-- START ENTRIES SUPPLIED --
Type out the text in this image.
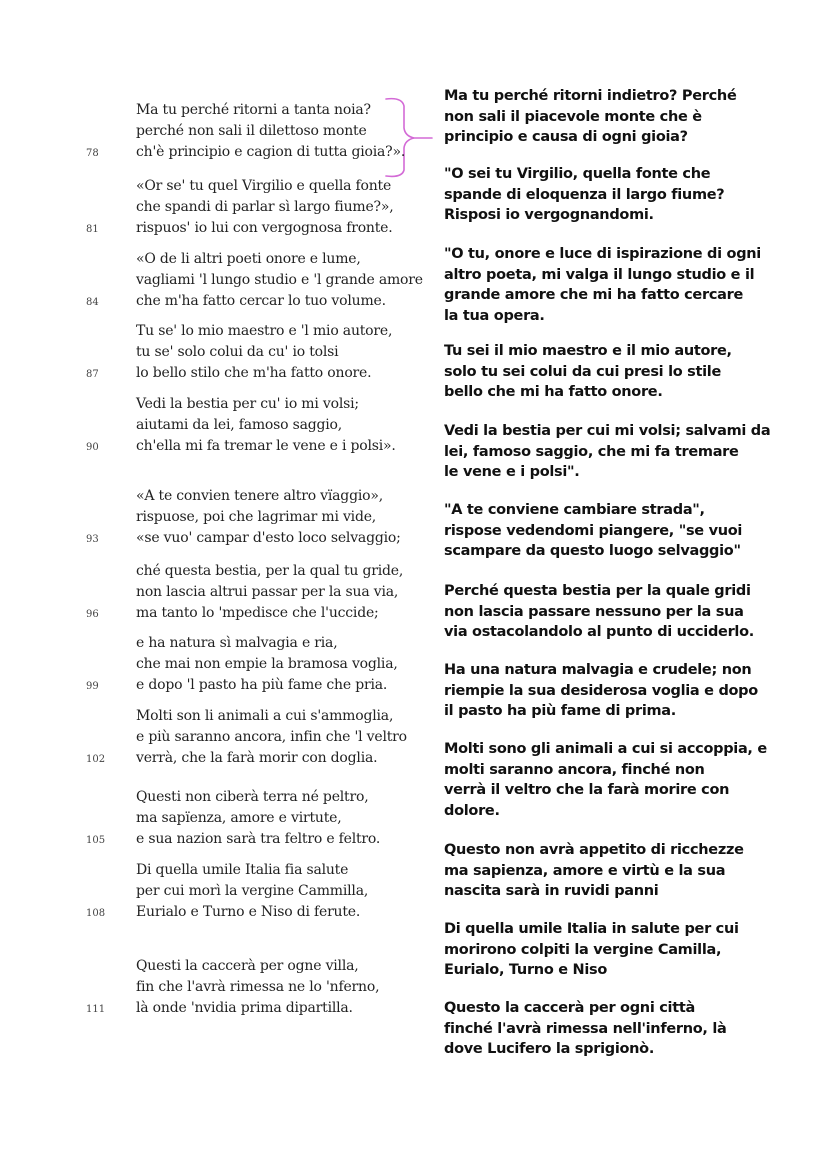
Ma tu perché ritorni a tanta noia?
perché non sali il dilettoso monte
ch'è principio e cagion di tutta gioia?».
78
«Or se' tu quel Virgilio e quella fonte
che spandi di parlar sì largo fiume?»,
rispuos' io lui con vergognosa fronte.
81
«O de li altri poeti onore e lume,
vagliami 'l lungo studio e 'l grande amore
che m'ha fatto cercar lo tuo volume.
84
Tu se' lo mio maestro e 'l mio autore,
tu se' solo colui da cu' io tolsi
lo bello stilo che m'ha fatto onore.
87
Vedi la bestia per cu' io mi volsi;
aiutami da lei, famoso saggio,
ch'ella mi fa tremar le vene e i polsi».
90
«A te convien tenere altro vïaggio»,
rispuose, poi che lagrimar mi vide,
«se vuo' campar d'esto loco selvaggio;
93
ché questa bestia, per la qual tu gride,
non lascia altrui passar per la sua via,
ma tanto lo 'mpedisce che l'uccide;
96
e ha natura sì malvagia e ria,
che mai non empie la bramosa voglia,
e dopo 'l pasto ha più fame che pria.
99
Molti son li animali a cui s'ammoglia,
e più saranno ancora, infin che 'l veltro
verrà, che la farà morir con doglia.
102
Questi non ciberà terra né peltro,
ma sapïenza, amore e virtute,
e sua nazion sarà tra feltro e feltro.
105
Di quella umile Italia fia salute
per cui morì la vergine Cammilla,
Eurialo e Turno e Niso di ferute.
108
Questi la caccerà per ogne villa,
fin che l'avrà rimessa ne lo 'nferno,
là onde 'nvidia prima dipartilla.
111
Ma tu perché ritorni indietro? Perché
non sali il piacevole monte che è
principio e causa di ogni gioia?
"O sei tu Virgilio, quella fonte che
spande di eloquenza il largo fiume?
Risposi io vergognandomi.
"O tu, onore e luce di ispirazione di ogni
altro poeta, mi valga il lungo studio e il
grande amore che mi ha fatto cercare
la tua opera.
Tu sei il mio maestro e il mio autore,
solo tu sei colui da cui presi lo stile
bello che mi ha fatto onore.
Vedi la bestia per cui mi volsi; salvami da
lei, famoso saggio, che mi fa tremare
le vene e i polsi".
"A te conviene cambiare strada",
rispose vedendomi piangere, "se vuoi
scampare da questo luogo selvaggio"
Perché questa bestia per la quale gridi
non lascia passare nessuno per la sua
via ostacolandolo al punto di ucciderlo.
Ha una natura malvagia e crudele; non
riempie la sua desiderosa voglia e dopo
il pasto ha più fame di prima.
Molti sono gli animali a cui si accoppia, e
molti saranno ancora, finché non
verrà il veltro che la farà morire con
dolore.
Questo non avrà appetito di ricchezze
ma sapienza, amore e virtù e la sua
nascita sarà in ruvidi panni
Di quella umile Italia in salute per cui
morirono colpiti la vergine Camilla,
Eurialo, Turno e Niso
Questo la caccerà per ogni città
finché l'avrà rimessa nell'inferno, là
dove Lucifero la sprigionò.
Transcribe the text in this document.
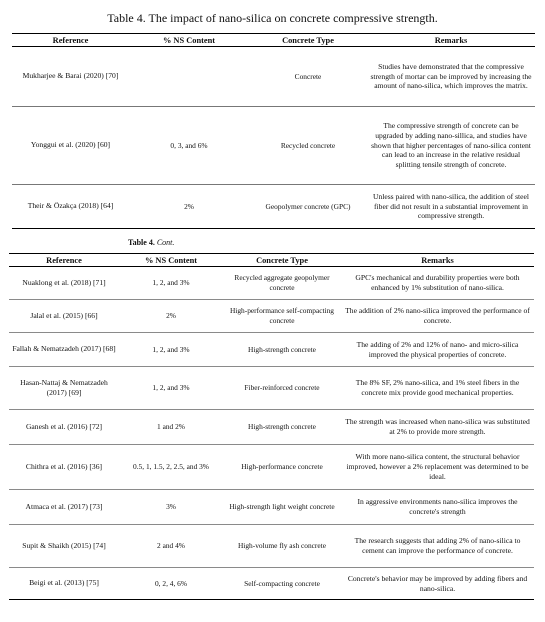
Table 4. The impact of nano-silica on concrete compressive strength.
Reference	% NS Content	Concrete Type	Remarks
Mukharjee & Barai (2020) [70]		Concrete	Studies have demonstrated that the compressive strength of mortar can be improved by increasing the amount of nano-silica, which improves the matrix.
Yonggui et al. (2020) [60]	0, 3, and 6%	Recycled concrete	The compressive strength of concrete can be upgraded by adding nano-sillica, and studies have shown that higher percentages of nano-silica content can lead to an increase in the relative residual splitting tensile strength of concrete.
Their & Özakça (2018) [64]	2%	Geopolymer concrete (GPC)	Unless paired with nano-silica, the addition of steel fiber did not result in a substantial improvement in compressive strength.
Table 4. Cont.
Reference	% NS Content	Concrete Type	Remarks
Nuaklong et al. (2018) [71]	1, 2, and 3%	Recycled aggregate geopolymer concrete	GPC's mechanical and durability properties were both enhanced by 1% substitution of nano-silica.
Jalal et al. (2015) [66]	2%	High-performance self-compacting concrete	The addition of 2% nano-silica improved the performance of concrete.
Fallah & Nematzadeh (2017) [68]	1, 2, and 3%	High-strength concrete	The adding of 2% and 12% of nano- and micro-silica improved the physical properties of concrete.
Hasan-Nattaj & Nematzadeh (2017) [69]	1, 2, and 3%	Fiber-reinforced concrete	The 8% SF, 2% nano-silica, and 1% steel fibers in the concrete mix provide good mechanical properties.
Ganesh et al. (2016) [72]	1 and 2%	High-strength concrete	The strength was increased when nano-silica was substituted at 2% to provide more strength.
Chithra et al. (2016) [36]	0.5, 1, 1.5, 2, 2.5, and 3%	High-performance concrete	With more nano-silica content, the structural behavior improved, however a 2% replacement was determined to be ideal.
Atmaca et al. (2017) [73]	3%	High-strength light weight concrete	In aggressive environments nano-silica improves the concrete's strength
Supit & Shaikh (2015) [74]	2 and 4%	High-volume fly ash concrete	The research suggests that adding 2% of nano-silica to cement can improve the performance of concrete.
Beigi et al. (2013) [75]	0, 2, 4, 6%	Self-compacting concrete	Concrete's behavior may be improved by adding fibers and nano-silica.
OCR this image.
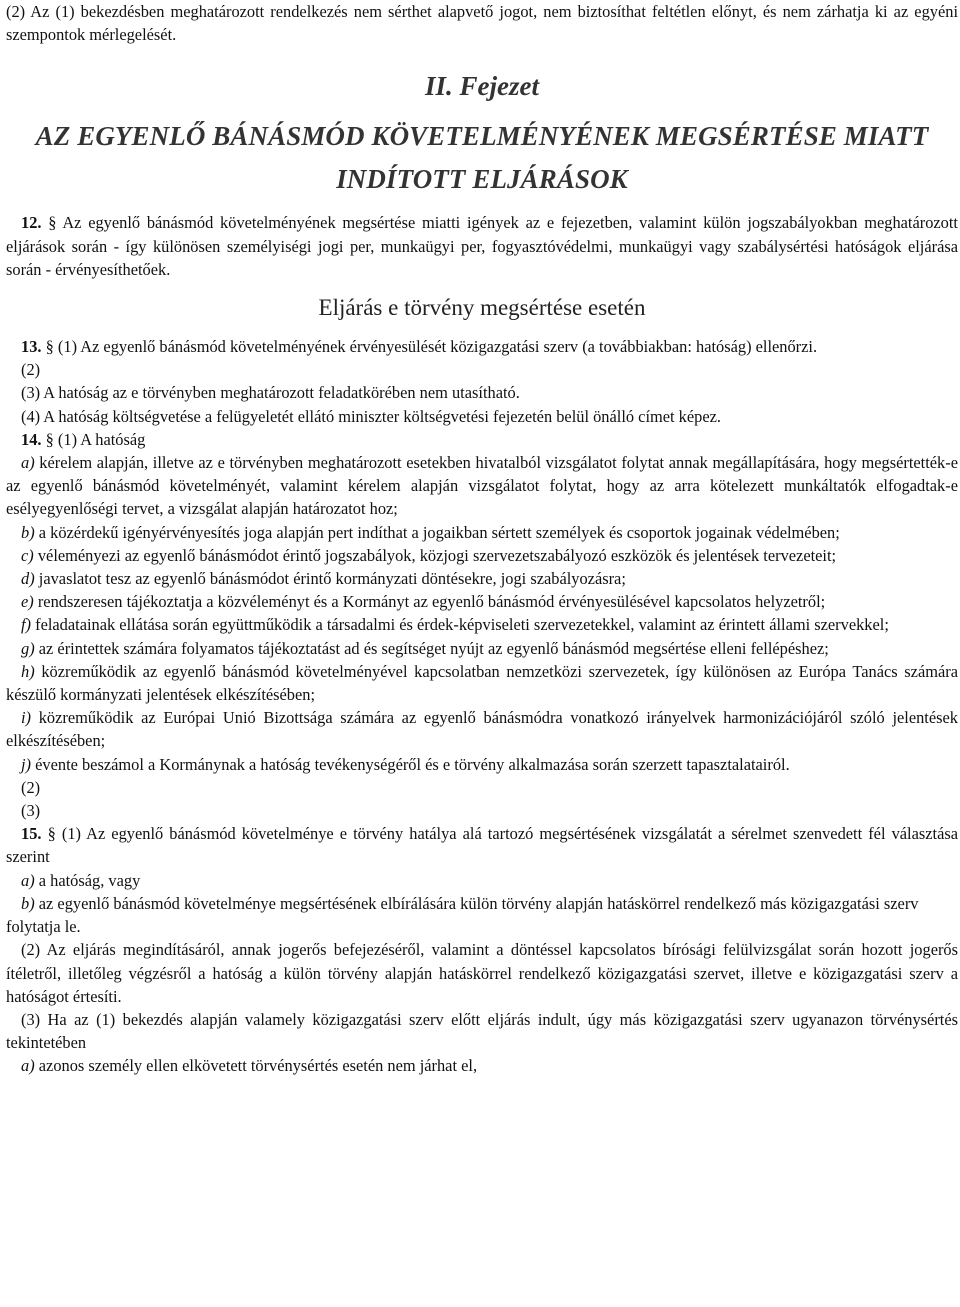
(2) Az (1) bekezdésben meghatározott rendelkezés nem sérthet alapvető jogot, nem biztosíthat feltétlen előnyt, és nem zárhatja ki az egyéni szempontok mérlegelését.

II. Fejezet

AZ EGYENLŐ BÁNÁSMÓD KÖVETELMÉNYÉNEK MEGSÉRTÉSE MIATT

INDÍTOTT ELJÁRÁSOK

12. § Az egyenlő bánásmód követelményének megsértése miatti igények az e fejezetben, valamint külön jogszabályokban meghatározott eljárások során - így különösen személyiségi jogi per, munkaügyi per, fogyasztóvédelmi, munkaügyi vagy szabálysértési hatóságok eljárása során - érvényesíthetőek.

Eljárás e törvény megsértése esetén

13. § (1) Az egyenlő bánásmód követelményének érvényesülését közigazgatási szerv (a továbbiakban: hatóság) ellenőrzi.

(2)

(3) A hatóság az e törvényben meghatározott feladatkörében nem utasítható.

(4) A hatóság költségvetése a felügyeletét ellátó miniszter költségvetési fejezetén belül önálló címet képez.

14. § (1) A hatóság

a) kérelem alapján, illetve az e törvényben meghatározott esetekben hivatalból vizsgálatot folytat annak megállapítására, hogy megsértették-e az egyenlő bánásmód követelményét, valamint kérelem alapján vizsgálatot folytat, hogy az arra kötelezett munkáltatók elfogadtak-e esélyegyenlőségi tervet, a vizsgálat alapján határozatot hoz;

b) a közérdekű igényérvényesítés joga alapján pert indíthat a jogaikban sértett személyek és csoportok jogainak védelmében;

c) véleményezi az egyenlő bánásmódot érintő jogszabályok, közjogi szervezetszabályozó eszközök és jelentések tervezeteit;

d) javaslatot tesz az egyenlő bánásmódot érintő kormányzati döntésekre, jogi szabályozásra;

e) rendszeresen tájékoztatja a közvéleményt és a Kormányt az egyenlő bánásmód érvényesülésével kapcsolatos helyzetről;

f) feladatainak ellátása során együttműködik a társadalmi és érdek-képviseleti szervezetekkel, valamint az érintett állami szervekkel;

g) az érintettek számára folyamatos tájékoztatást ad és segítséget nyújt az egyenlő bánásmód megsértése elleni fellépéshez;

h) közreműködik az egyenlő bánásmód követelményével kapcsolatban nemzetközi szervezetek, így különösen az Európa Tanács számára készülő kormányzati jelentések elkészítésében;

i) közreműködik az Európai Unió Bizottsága számára az egyenlő bánásmódra vonatkozó irányelvek harmonizációjáról szóló jelentések elkészítésében;

j) évente beszámol a Kormánynak a hatóság tevékenységéről és e törvény alkalmazása során szerzett tapasztalatairól.

(2)

(3)

15. § (1) Az egyenlő bánásmód követelménye e törvény hatálya alá tartozó megsértésének vizsgálatát a sérelmet szenvedett fél választása szerint

a) a hatóság, vagy

b) az egyenlő bánásmód követelménye megsértésének elbírálására külön törvény alapján hatáskörrel rendelkező más közigazgatási szerv

folytatja le.

(2) Az eljárás megindításáról, annak jogerős befejezéséről, valamint a döntéssel kapcsolatos bírósági felülvizsgálat során hozott jogerős ítéletről, illetőleg végzésről a hatóság a külön törvény alapján hatáskörrel rendelkező közigazgatási szervet, illetve e közigazgatási szerv a hatóságot értesíti.

(3) Ha az (1) bekezdés alapján valamely közigazgatási szerv előtt eljárás indult, úgy más közigazgatási szerv ugyanazon törvénysértés tekintetében

a) azonos személy ellen elkövetett törvénysértés esetén nem járhat el,
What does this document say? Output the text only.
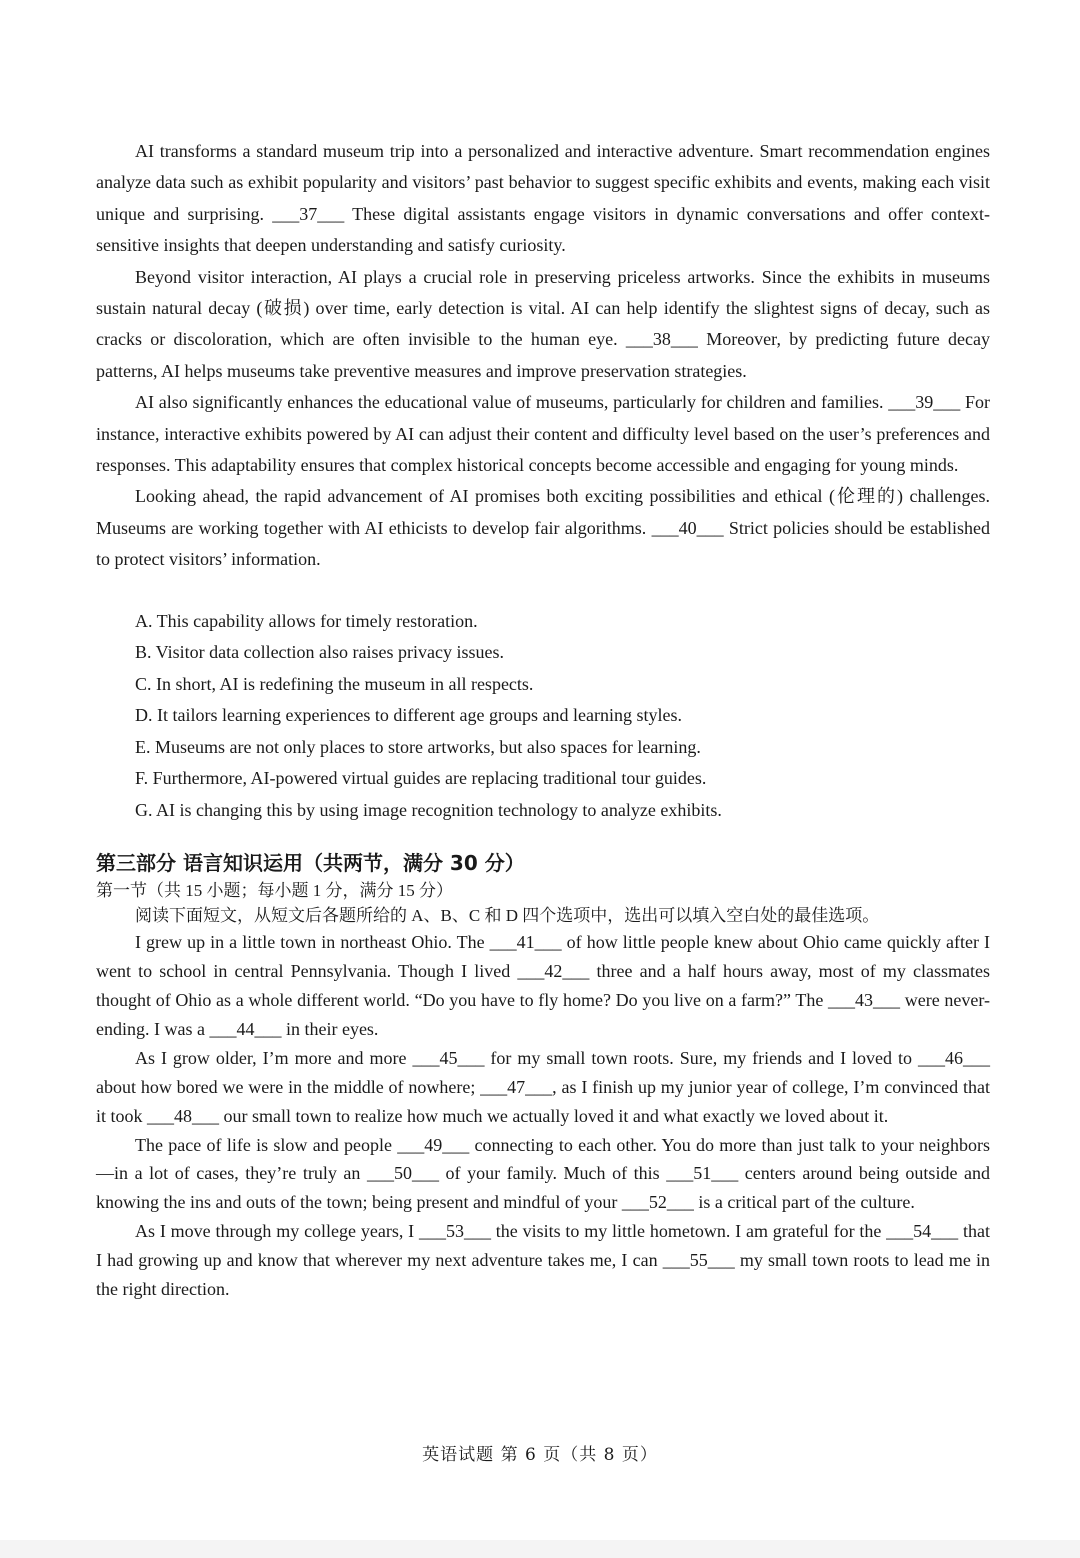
AI transforms a standard museum trip into a personalized and interactive adventure. Smart recommendation engines analyze data such as exhibit popularity and visitors’ past behavior to suggest specific exhibits and events, making each visit unique and surprising. ___37___ These digital assistants engage visitors in dynamic conversations and offer context-sensitive insights that deepen understanding and satisfy curiosity.

Beyond visitor interaction, AI plays a crucial role in preserving priceless artworks. Since the exhibits in museums sustain natural decay (破损) over time, early detection is vital. AI can help identify the slightest signs of decay, such as cracks or discoloration, which are often invisible to the human eye. ___38___ Moreover, by predicting future decay patterns, AI helps museums take preventive measures and improve preservation strategies.

AI also significantly enhances the educational value of museums, particularly for children and families. ___39___ For instance, interactive exhibits powered by AI can adjust their content and difficulty level based on the user’s preferences and responses. This adaptability ensures that complex historical concepts become accessible and engaging for young minds.

Looking ahead, the rapid advancement of AI promises both exciting possibilities and ethical (伦理的) challenges. Museums are working together with AI ethicists to develop fair algorithms. ___40___ Strict policies should be established to protect visitors’ information.

A. This capability allows for timely restoration.
B. Visitor data collection also raises privacy issues.
C. In short, AI is redefining the museum in all respects.
D. It tailors learning experiences to different age groups and learning styles.
E. Museums are not only places to store artworks, but also spaces for learning.
F. Furthermore, AI-powered virtual guides are replacing traditional tour guides.
G. AI is changing this by using image recognition technology to analyze exhibits.
第三部分 语言知识运用（共两节，满分 30 分）
第一节（共 15 小题；每小题 1 分，满分 15 分）
阅读下面短文，从短文后各题所给的 A、B、C 和 D 四个选项中，选出可以填入空白处的最佳选项。

I grew up in a little town in northeast Ohio. The ___41___ of how little people knew about Ohio came quickly after I went to school in central Pennsylvania. Though I lived ___42___ three and a half hours away, most of my classmates thought of Ohio as a whole different world. “Do you have to fly home? Do you live on a farm?” The ___43___ were never-ending. I was a ___44___ in their eyes.

As I grow older, I’m more and more ___45___ for my small town roots. Sure, my friends and I loved to ___46___ about how bored we were in the middle of nowhere; ___47___, as I finish up my junior year of college, I’m convinced that it took ___48___ our small town to realize how much we actually loved it and what exactly we loved about it.

The pace of life is slow and people ___49___ connecting to each other. You do more than just talk to your neighbors—in a lot of cases, they’re truly an ___50___ of your family. Much of this ___51___ centers around being outside and knowing the ins and outs of the town; being present and mindful of your ___52___ is a critical part of the culture.

As I move through my college years, I ___53___ the visits to my little hometown. I am grateful for the ___54___ that I had growing up and know that wherever my next adventure takes me, I can ___55___ my small town roots to lead me in the right direction.

英语试题 第 6 页（共 8 页）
-- END ENTRIES SUPPLIED --
STATED TASK ::
Say how many lines in the entries contain the string "veltro", and leave out everything else.

OUTPUT BELOW ::
2